Exercise goal: Copy the data exactly; pictures stay out of the copy.

[Stored records]
******

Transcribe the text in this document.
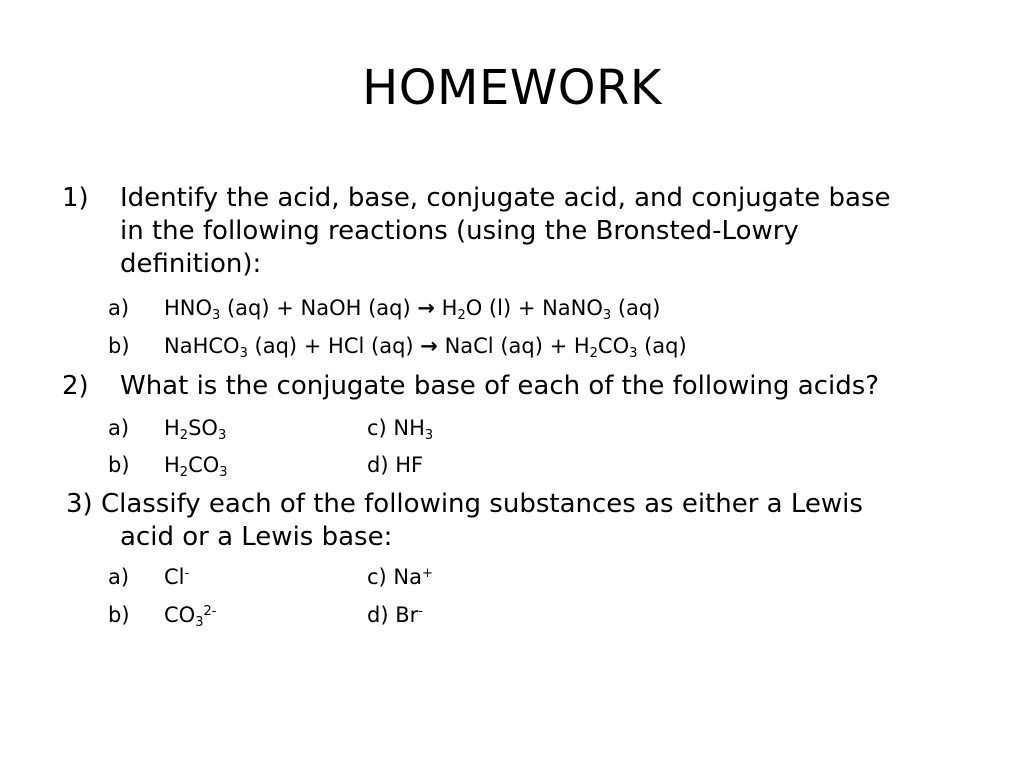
HOMEWORK
1) Identify the acid, base, conjugate acid, and conjugate base
in the following reactions (using the Bronsted-Lowry
definition):
a) $HNO_3$ (aq) + NaOH $(aq) \to H_2O$ (l) + NaNO$_3$ (aq)
b) NaHCO$_3$ (aq) + HCl (aq) → NaCl $(aq) + H_2CO_3$ (aq)
2) What is the conjugate base of each of the following acids?
a) $H_2SO_3$	c) $NH_3$
b) $H_2CO_3$	d) HF
3) Classify each of the following substances as either a Lewis
acid or a Lewis base:
a) Cl-	c) Na+
b) $CO_3^{2-}$	d) Br-
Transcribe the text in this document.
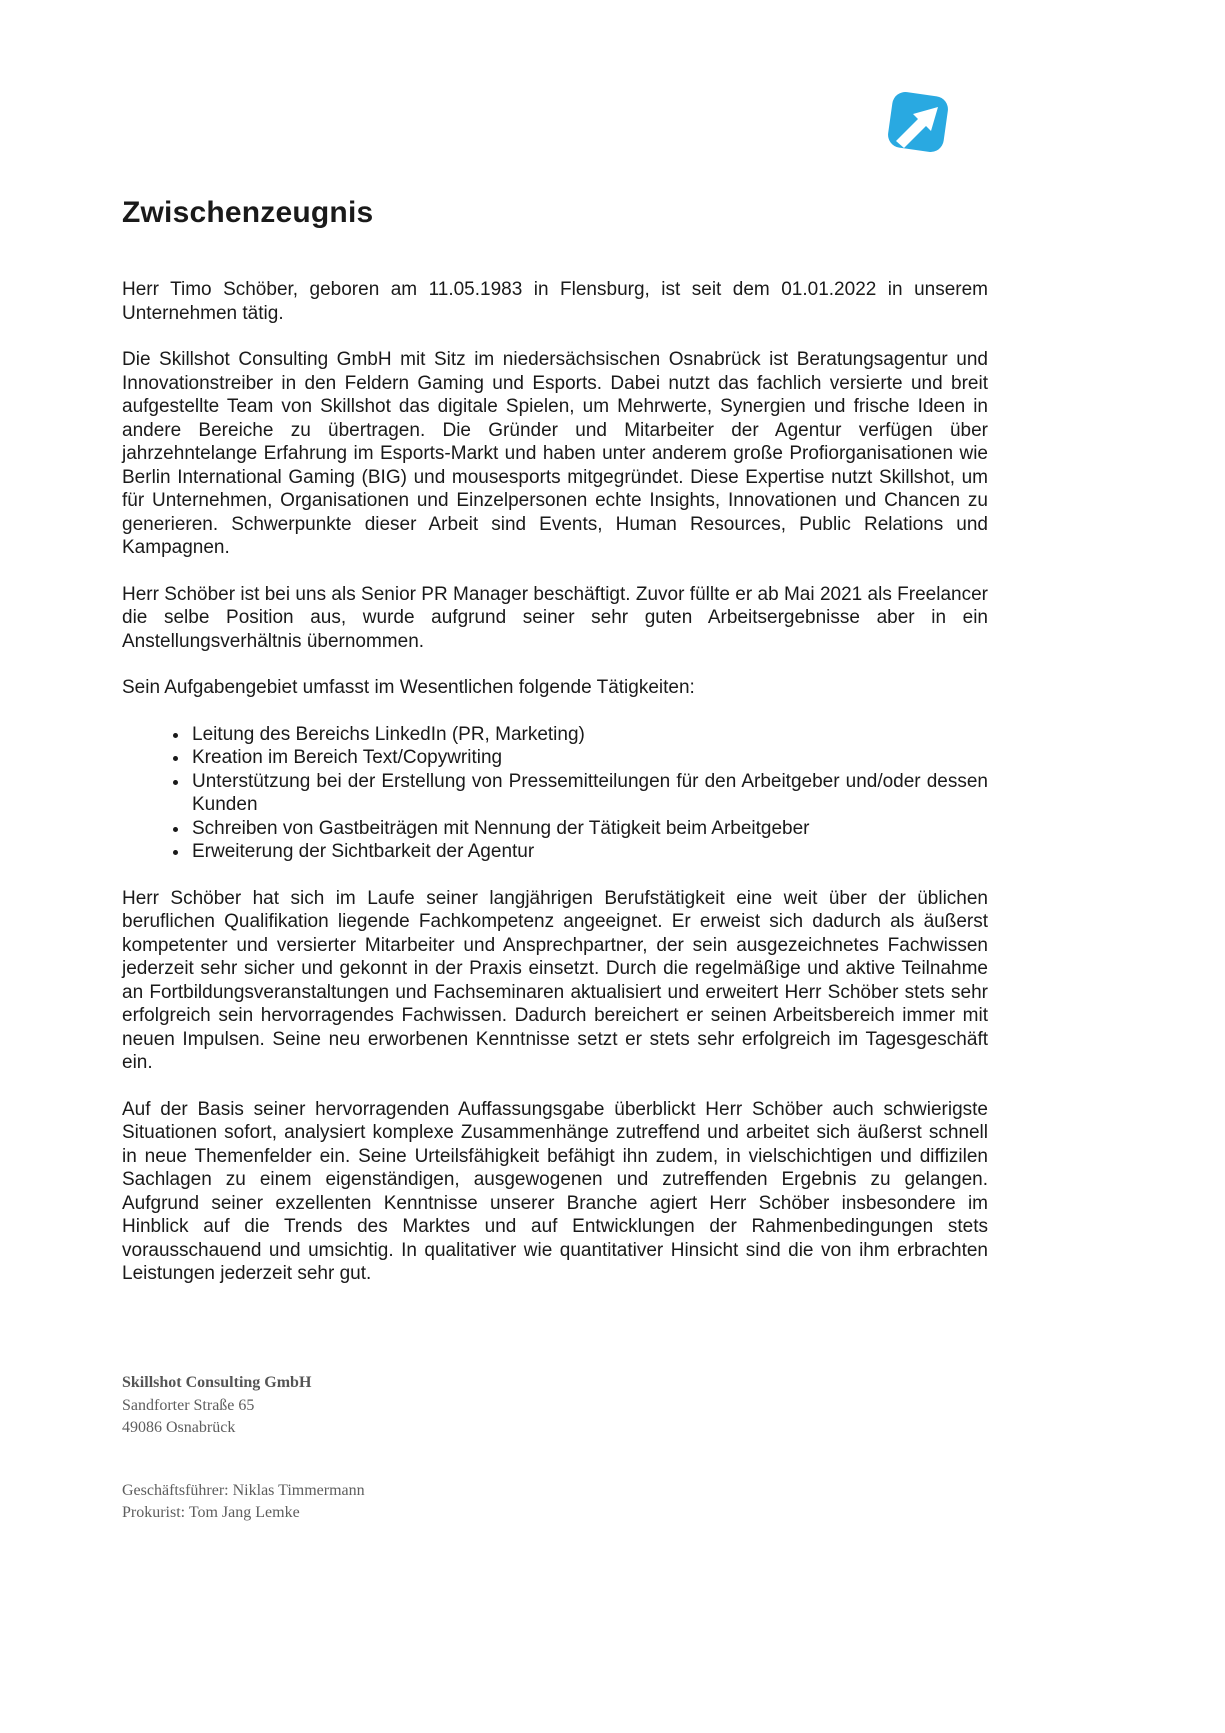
Zwischenzeugnis

Herr Timo Schöber, geboren am 11.05.1983 in Flensburg, ist seit dem 01.01.2022 in unserem Unternehmen tätig.

Die Skillshot Consulting GmbH mit Sitz im niedersächsischen Osnabrück ist Beratungsagentur und Innovationstreiber in den Feldern Gaming und Esports. Dabei nutzt das fachlich versierte und breit aufgestellte Team von Skillshot das digitale Spielen, um Mehrwerte, Synergien und frische Ideen in andere Bereiche zu übertragen. Die Gründer und Mitarbeiter der Agentur verfügen über jahrzehntelange Erfahrung im Esports-Markt und haben unter anderem große Profiorganisationen wie Berlin International Gaming (BIG) und mousesports mitgegründet. Diese Expertise nutzt Skillshot, um für Unternehmen, Organisationen und Einzelpersonen echte Insights, Innovationen und Chancen zu generieren. Schwerpunkte dieser Arbeit sind Events, Human Resources, Public Relations und Kampagnen.

Herr Schöber ist bei uns als Senior PR Manager beschäftigt. Zuvor füllte er ab Mai 2021 als Freelancer die selbe Position aus, wurde aufgrund seiner sehr guten Arbeitsergebnisse aber in ein Anstellungsverhältnis übernommen.

Sein Aufgabengebiet umfasst im Wesentlichen folgende Tätigkeiten:

• Leitung des Bereichs LinkedIn (PR, Marketing)
• Kreation im Bereich Text/Copywriting
• Unterstützung bei der Erstellung von Pressemitteilungen für den Arbeitgeber und/oder dessen Kunden
• Schreiben von Gastbeiträgen mit Nennung der Tätigkeit beim Arbeitgeber
• Erweiterung der Sichtbarkeit der Agentur

Herr Schöber hat sich im Laufe seiner langjährigen Berufstätigkeit eine weit über der üblichen beruflichen Qualifikation liegende Fachkompetenz angeeignet. Er erweist sich dadurch als äußerst kompetenter und versierter Mitarbeiter und Ansprechpartner, der sein ausgezeichnetes Fachwissen jederzeit sehr sicher und gekonnt in der Praxis einsetzt. Durch die regelmäßige und aktive Teilnahme an Fortbildungsveranstaltungen und Fachseminaren aktualisiert und erweitert Herr Schöber stets sehr erfolgreich sein hervorragendes Fachwissen. Dadurch bereichert er seinen Arbeitsbereich immer mit neuen Impulsen. Seine neu erworbenen Kenntnisse setzt er stets sehr erfolgreich im Tagesgeschäft ein.

Auf der Basis seiner hervorragenden Auffassungsgabe überblickt Herr Schöber auch schwierigste Situationen sofort, analysiert komplexe Zusammenhänge zutreffend und arbeitet sich äußerst schnell in neue Themenfelder ein. Seine Urteilsfähigkeit befähigt ihn zudem, in vielschichtigen und diffizilen Sachlagen zu einem eigenständigen, ausgewogenen und zutreffenden Ergebnis zu gelangen. Aufgrund seiner exzellenten Kenntnisse unserer Branche agiert Herr Schöber insbesondere im Hinblick auf die Trends des Marktes und auf Entwicklungen der Rahmenbedingungen stets vorausschauend und umsichtig. In qualitativer wie quantitativer Hinsicht sind die von ihm erbrachten Leistungen jederzeit sehr gut.

Skillshot Consulting GmbH
Sandforter Straße 65
49086 Osnabrück
Geschäftsführer: Niklas Timmermann
Prokurist: Tom Jang Lemke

******

Output of the task:
Transcribe the text in this document.
HOMEWORK
1) Identify the acid, base, conjugate acid, and conjugate base
in the following reactions (using the Bronsted-Lowry
definition):
a) $HNO_3$ (aq) + NaOH $(aq) \to H_2O$ (l) + NaNO$_3$ (aq)
b) NaHCO$_3$ (aq) + HCl (aq) → NaCl $(aq) + H_2CO_3$ (aq)
2) What is the conjugate base of each of the following acids?
a) $H_2SO_3$	c) $NH_3$
b) $H_2CO_3$	d) HF
3) Classify each of the following substances as either a Lewis
acid or a Lewis base:
a) Cl-	c) Na+
b) $CO_3^{2-}$	d) Br-
Transcribe the text in this document.
Zwischenzeugnis

Herr Timo Schöber, geboren am 11.05.1983 in Flensburg, ist seit dem 01.01.2022 in unserem Unternehmen tätig.

Die Skillshot Consulting GmbH mit Sitz im niedersächsischen Osnabrück ist Beratungsagentur und Innovationstreiber in den Feldern Gaming und Esports. Dabei nutzt das fachlich versierte und breit aufgestellte Team von Skillshot das digitale Spielen, um Mehrwerte, Synergien und frische Ideen in andere Bereiche zu übertragen. Die Gründer und Mitarbeiter der Agentur verfügen über jahrzehntelange Erfahrung im Esports-Markt und haben unter anderem große Profiorganisationen wie Berlin International Gaming (BIG) und mousesports mitgegründet. Diese Expertise nutzt Skillshot, um für Unternehmen, Organisationen und Einzelpersonen echte Insights, Innovationen und Chancen zu generieren. Schwerpunkte dieser Arbeit sind Events, Human Resources, Public Relations und Kampagnen.

Herr Schöber ist bei uns als Senior PR Manager beschäftigt. Zuvor füllte er ab Mai 2021 als Freelancer die selbe Position aus, wurde aufgrund seiner sehr guten Arbeitsergebnisse aber in ein Anstellungsverhältnis übernommen.

Sein Aufgabengebiet umfasst im Wesentlichen folgende Tätigkeiten:

• Leitung des Bereichs LinkedIn (PR, Marketing)
• Kreation im Bereich Text/Copywriting
• Unterstützung bei der Erstellung von Pressemitteilungen für den Arbeitgeber und/oder dessen Kunden
• Schreiben von Gastbeiträgen mit Nennung der Tätigkeit beim Arbeitgeber
• Erweiterung der Sichtbarkeit der Agentur

Herr Schöber hat sich im Laufe seiner langjährigen Berufstätigkeit eine weit über der üblichen beruflichen Qualifikation liegende Fachkompetenz angeeignet. Er erweist sich dadurch als äußerst kompetenter und versierter Mitarbeiter und Ansprechpartner, der sein ausgezeichnetes Fachwissen jederzeit sehr sicher und gekonnt in der Praxis einsetzt. Durch die regelmäßige und aktive Teilnahme an Fortbildungsveranstaltungen und Fachseminaren aktualisiert und erweitert Herr Schöber stets sehr erfolgreich sein hervorragendes Fachwissen. Dadurch bereichert er seinen Arbeitsbereich immer mit neuen Impulsen. Seine neu erworbenen Kenntnisse setzt er stets sehr erfolgreich im Tagesgeschäft ein.

Auf der Basis seiner hervorragenden Auffassungsgabe überblickt Herr Schöber auch schwierigste Situationen sofort, analysiert komplexe Zusammenhänge zutreffend und arbeitet sich äußerst schnell in neue Themenfelder ein. Seine Urteilsfähigkeit befähigt ihn zudem, in vielschichtigen und diffizilen Sachlagen zu einem eigenständigen, ausgewogenen und zutreffenden Ergebnis zu gelangen. Aufgrund seiner exzellenten Kenntnisse unserer Branche agiert Herr Schöber insbesondere im Hinblick auf die Trends des Marktes und auf Entwicklungen der Rahmenbedingungen stets vorausschauend und umsichtig. In qualitativer wie quantitativer Hinsicht sind die von ihm erbrachten Leistungen jederzeit sehr gut.

Skillshot Consulting GmbH
Sandforter Straße 65
49086 Osnabrück
Geschäftsführer: Niklas Timmermann
Prokurist: Tom Jang Lemke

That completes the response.